## What you are asked to do
Pick out each line containing the string "Collana".

## Information given
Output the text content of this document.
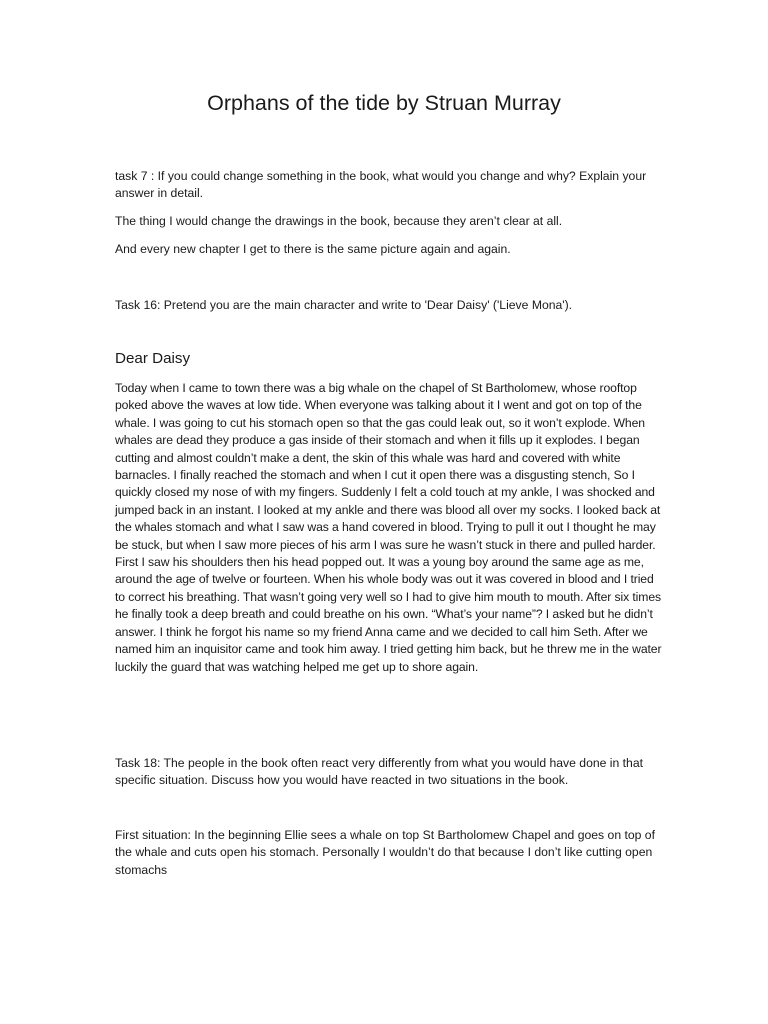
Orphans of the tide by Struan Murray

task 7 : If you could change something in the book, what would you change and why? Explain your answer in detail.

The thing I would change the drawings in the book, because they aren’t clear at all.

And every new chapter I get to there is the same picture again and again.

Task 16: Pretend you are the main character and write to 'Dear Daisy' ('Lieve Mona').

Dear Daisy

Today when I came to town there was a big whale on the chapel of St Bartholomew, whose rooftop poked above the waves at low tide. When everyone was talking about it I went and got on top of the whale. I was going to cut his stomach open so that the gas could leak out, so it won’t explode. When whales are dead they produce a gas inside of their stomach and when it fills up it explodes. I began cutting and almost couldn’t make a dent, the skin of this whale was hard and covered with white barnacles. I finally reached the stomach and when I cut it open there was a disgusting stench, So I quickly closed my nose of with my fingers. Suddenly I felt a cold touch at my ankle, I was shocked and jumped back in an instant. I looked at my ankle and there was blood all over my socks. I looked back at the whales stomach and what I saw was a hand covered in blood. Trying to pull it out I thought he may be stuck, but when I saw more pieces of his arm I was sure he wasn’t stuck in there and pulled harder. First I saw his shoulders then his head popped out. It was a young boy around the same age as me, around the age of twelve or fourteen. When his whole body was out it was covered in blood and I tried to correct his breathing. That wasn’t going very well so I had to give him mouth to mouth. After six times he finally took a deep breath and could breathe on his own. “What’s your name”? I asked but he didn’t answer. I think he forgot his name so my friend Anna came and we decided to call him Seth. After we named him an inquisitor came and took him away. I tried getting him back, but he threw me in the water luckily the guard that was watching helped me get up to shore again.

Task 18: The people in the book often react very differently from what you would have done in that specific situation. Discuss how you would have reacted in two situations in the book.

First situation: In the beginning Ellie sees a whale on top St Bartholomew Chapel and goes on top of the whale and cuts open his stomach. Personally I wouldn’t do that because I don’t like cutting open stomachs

...

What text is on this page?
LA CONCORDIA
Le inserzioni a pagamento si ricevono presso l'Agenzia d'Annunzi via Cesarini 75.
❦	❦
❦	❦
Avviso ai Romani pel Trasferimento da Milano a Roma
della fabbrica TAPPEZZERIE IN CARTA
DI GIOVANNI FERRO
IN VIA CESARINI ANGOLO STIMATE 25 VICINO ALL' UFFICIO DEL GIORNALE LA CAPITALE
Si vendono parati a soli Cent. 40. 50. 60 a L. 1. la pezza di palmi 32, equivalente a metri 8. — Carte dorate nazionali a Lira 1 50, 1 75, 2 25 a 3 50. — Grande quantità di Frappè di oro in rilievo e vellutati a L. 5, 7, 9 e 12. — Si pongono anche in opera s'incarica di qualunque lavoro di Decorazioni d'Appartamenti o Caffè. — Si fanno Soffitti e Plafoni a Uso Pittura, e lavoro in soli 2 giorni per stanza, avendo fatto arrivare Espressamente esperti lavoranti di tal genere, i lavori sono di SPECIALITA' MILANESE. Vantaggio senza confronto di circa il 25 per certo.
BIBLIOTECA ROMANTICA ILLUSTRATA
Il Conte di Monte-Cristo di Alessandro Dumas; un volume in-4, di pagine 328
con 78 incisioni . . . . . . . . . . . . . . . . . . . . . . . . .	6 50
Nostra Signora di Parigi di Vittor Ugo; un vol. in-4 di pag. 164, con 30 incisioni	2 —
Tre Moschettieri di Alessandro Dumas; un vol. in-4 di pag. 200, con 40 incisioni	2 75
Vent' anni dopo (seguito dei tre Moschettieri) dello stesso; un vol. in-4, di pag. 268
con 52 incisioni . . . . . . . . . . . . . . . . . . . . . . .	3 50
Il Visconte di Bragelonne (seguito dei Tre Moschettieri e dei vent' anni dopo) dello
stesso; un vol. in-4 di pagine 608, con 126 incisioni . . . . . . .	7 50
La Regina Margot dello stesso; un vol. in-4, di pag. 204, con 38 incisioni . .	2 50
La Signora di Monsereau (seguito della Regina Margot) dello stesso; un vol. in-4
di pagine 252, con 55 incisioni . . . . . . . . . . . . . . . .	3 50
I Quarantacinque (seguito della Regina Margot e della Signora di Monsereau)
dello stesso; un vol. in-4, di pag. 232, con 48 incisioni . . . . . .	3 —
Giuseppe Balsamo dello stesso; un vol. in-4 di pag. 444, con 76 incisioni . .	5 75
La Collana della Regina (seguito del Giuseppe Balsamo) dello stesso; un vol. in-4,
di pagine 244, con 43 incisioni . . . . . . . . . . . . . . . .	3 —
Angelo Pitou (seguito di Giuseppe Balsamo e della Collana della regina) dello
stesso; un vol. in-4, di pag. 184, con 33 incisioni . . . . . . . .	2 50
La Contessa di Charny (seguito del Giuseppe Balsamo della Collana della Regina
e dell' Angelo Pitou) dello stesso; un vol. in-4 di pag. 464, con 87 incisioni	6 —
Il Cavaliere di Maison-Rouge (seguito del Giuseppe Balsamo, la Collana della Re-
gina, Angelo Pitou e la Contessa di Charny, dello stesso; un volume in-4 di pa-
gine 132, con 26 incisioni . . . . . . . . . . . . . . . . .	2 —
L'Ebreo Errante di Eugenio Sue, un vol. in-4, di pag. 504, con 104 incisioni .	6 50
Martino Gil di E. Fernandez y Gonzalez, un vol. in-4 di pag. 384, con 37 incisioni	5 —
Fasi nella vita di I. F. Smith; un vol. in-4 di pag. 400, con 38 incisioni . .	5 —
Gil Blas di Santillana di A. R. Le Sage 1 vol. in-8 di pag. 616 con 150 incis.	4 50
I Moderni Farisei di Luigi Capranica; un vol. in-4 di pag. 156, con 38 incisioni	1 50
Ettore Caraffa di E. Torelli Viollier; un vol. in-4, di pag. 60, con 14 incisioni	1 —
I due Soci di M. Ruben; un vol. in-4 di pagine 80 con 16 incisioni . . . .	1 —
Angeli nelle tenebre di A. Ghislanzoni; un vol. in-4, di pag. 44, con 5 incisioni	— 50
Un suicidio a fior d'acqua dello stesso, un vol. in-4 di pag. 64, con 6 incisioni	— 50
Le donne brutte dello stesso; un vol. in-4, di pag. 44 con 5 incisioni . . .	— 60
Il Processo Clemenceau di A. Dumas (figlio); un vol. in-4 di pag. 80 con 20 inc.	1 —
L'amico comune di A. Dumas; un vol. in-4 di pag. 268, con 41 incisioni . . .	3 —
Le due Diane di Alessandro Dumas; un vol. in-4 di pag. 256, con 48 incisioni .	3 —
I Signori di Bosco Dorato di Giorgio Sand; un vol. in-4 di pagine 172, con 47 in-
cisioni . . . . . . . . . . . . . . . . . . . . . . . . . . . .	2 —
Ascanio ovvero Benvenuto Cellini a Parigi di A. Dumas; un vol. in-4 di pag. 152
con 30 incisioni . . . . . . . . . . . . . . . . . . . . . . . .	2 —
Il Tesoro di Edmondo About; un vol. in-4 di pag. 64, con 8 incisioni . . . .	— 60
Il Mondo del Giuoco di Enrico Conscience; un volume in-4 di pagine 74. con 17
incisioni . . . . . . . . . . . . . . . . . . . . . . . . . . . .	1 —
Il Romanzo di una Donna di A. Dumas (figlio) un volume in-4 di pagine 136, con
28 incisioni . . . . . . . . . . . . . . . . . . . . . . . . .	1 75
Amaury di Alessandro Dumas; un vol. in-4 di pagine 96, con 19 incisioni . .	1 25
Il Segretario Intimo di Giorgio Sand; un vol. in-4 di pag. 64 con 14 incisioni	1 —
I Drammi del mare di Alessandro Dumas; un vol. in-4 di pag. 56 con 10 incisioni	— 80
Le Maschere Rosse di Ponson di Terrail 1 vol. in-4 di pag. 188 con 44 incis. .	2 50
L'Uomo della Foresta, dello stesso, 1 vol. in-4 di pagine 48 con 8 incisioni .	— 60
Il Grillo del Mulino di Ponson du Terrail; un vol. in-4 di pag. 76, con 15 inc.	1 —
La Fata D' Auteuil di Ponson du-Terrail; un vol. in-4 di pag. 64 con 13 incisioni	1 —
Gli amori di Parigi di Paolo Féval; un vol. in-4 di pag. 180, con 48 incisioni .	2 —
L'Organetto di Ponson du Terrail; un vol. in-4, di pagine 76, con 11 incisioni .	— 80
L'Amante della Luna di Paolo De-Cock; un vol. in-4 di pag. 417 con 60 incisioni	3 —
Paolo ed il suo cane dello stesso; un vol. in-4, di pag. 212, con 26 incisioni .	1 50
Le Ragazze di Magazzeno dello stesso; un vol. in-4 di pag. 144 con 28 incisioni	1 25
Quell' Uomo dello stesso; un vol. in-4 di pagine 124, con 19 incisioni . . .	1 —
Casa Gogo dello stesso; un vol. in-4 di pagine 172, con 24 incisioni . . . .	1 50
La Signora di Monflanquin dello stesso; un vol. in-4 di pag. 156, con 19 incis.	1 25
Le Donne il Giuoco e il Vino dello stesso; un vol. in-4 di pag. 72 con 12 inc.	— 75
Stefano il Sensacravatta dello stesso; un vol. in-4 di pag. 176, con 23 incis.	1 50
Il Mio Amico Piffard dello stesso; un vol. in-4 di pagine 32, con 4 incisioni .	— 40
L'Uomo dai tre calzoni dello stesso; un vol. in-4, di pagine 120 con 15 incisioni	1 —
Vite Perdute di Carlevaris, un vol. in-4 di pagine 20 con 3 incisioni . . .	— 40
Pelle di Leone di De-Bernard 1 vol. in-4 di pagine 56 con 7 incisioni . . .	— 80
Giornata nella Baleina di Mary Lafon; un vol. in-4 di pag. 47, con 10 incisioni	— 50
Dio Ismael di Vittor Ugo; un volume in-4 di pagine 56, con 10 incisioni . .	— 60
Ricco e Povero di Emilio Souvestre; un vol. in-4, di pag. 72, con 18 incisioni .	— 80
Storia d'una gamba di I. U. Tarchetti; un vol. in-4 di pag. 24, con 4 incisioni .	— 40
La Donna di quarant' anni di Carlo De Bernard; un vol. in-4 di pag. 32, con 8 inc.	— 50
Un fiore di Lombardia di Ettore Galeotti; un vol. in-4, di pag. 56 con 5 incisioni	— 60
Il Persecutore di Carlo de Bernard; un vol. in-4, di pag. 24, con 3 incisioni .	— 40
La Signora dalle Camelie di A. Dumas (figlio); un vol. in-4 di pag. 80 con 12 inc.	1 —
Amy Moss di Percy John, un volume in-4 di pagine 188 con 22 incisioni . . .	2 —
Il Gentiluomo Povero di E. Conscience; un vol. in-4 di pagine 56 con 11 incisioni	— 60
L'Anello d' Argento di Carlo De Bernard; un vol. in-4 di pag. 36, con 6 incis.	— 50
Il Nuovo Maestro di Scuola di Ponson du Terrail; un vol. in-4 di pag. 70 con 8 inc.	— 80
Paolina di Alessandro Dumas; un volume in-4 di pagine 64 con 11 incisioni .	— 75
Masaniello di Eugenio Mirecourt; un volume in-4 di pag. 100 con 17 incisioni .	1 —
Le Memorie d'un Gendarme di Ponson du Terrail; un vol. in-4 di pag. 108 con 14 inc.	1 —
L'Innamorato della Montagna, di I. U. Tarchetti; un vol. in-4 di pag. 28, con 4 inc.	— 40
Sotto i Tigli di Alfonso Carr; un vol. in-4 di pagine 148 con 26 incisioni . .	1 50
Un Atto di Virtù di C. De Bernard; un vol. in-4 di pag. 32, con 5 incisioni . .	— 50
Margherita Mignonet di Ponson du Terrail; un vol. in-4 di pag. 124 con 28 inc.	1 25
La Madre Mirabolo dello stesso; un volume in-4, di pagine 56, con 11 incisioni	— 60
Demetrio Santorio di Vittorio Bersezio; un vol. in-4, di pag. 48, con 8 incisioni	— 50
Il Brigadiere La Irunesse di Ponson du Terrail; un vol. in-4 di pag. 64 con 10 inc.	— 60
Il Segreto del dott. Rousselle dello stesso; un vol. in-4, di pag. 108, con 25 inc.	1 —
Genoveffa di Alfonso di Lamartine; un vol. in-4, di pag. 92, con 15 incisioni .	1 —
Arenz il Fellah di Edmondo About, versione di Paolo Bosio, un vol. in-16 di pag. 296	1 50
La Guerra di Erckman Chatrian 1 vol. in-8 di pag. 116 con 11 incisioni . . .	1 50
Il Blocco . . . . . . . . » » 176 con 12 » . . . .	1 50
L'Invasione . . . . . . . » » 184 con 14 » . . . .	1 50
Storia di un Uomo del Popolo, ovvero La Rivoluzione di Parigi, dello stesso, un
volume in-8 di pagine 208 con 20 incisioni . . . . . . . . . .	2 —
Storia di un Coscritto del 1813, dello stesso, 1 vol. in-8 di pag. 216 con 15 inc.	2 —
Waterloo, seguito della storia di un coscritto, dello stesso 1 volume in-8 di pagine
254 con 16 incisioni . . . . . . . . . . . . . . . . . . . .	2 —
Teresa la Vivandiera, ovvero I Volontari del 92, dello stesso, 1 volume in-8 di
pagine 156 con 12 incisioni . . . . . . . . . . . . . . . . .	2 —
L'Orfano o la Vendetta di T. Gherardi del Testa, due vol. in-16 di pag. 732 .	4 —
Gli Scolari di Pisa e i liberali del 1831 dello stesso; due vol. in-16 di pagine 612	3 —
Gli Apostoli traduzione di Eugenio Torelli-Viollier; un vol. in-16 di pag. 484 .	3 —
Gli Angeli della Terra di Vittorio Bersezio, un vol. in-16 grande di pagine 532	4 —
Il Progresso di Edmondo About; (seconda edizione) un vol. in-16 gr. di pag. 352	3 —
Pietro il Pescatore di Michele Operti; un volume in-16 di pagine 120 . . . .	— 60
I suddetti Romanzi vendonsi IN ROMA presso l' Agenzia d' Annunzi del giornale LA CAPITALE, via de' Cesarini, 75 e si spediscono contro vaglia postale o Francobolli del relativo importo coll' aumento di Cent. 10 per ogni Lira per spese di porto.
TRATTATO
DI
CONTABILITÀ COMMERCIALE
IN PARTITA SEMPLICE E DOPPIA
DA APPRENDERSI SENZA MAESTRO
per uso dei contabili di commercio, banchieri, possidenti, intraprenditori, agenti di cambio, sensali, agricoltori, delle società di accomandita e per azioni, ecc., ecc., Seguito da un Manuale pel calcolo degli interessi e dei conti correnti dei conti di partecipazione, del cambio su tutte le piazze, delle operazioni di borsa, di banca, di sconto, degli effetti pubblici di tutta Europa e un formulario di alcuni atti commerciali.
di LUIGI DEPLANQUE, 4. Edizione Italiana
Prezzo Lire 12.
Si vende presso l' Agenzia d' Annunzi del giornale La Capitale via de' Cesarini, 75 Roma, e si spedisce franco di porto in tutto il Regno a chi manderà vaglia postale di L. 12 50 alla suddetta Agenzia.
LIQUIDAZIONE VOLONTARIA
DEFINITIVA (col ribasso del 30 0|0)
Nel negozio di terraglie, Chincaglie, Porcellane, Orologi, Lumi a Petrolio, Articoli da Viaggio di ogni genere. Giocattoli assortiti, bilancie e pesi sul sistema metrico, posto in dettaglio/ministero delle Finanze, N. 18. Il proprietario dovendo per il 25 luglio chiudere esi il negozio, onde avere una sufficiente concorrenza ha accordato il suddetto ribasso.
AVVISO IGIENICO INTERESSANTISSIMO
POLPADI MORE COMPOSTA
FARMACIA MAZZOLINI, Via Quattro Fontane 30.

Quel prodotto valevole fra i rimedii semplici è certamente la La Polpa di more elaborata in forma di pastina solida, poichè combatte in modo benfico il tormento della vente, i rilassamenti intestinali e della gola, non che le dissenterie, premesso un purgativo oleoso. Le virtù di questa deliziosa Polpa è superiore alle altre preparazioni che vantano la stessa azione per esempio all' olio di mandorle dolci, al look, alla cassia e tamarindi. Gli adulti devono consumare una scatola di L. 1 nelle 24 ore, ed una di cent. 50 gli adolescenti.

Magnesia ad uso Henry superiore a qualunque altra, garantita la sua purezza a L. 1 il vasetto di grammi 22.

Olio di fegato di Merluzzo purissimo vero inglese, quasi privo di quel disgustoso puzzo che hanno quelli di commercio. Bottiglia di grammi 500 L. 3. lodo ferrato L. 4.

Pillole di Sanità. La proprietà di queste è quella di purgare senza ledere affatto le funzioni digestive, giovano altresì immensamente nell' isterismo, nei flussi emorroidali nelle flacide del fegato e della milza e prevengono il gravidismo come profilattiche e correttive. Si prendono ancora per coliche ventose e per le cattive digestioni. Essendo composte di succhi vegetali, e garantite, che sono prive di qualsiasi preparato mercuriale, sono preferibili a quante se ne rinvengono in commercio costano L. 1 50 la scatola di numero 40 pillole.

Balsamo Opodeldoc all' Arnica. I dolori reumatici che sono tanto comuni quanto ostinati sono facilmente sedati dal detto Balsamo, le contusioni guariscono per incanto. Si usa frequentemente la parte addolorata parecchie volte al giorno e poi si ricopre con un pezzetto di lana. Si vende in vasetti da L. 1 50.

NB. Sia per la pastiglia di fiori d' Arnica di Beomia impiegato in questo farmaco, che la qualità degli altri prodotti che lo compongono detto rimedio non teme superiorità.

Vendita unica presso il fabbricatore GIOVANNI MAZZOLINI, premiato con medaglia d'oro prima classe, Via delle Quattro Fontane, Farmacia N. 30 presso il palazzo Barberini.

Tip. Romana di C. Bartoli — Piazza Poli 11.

## Output of the exercise
La Collana della Regina (seguito del Giuseppe Balsamo) dello stesso; un vol. in-4,
Angelo Pitou (seguito di Giuseppe Balsamo e della Collana della regina) dello
La Contessa di Charny (seguito del Giuseppe Balsamo della Collana della Regina
Il Cavaliere di Maison-Rouge (seguito del Giuseppe Balsamo, la Collana della Re-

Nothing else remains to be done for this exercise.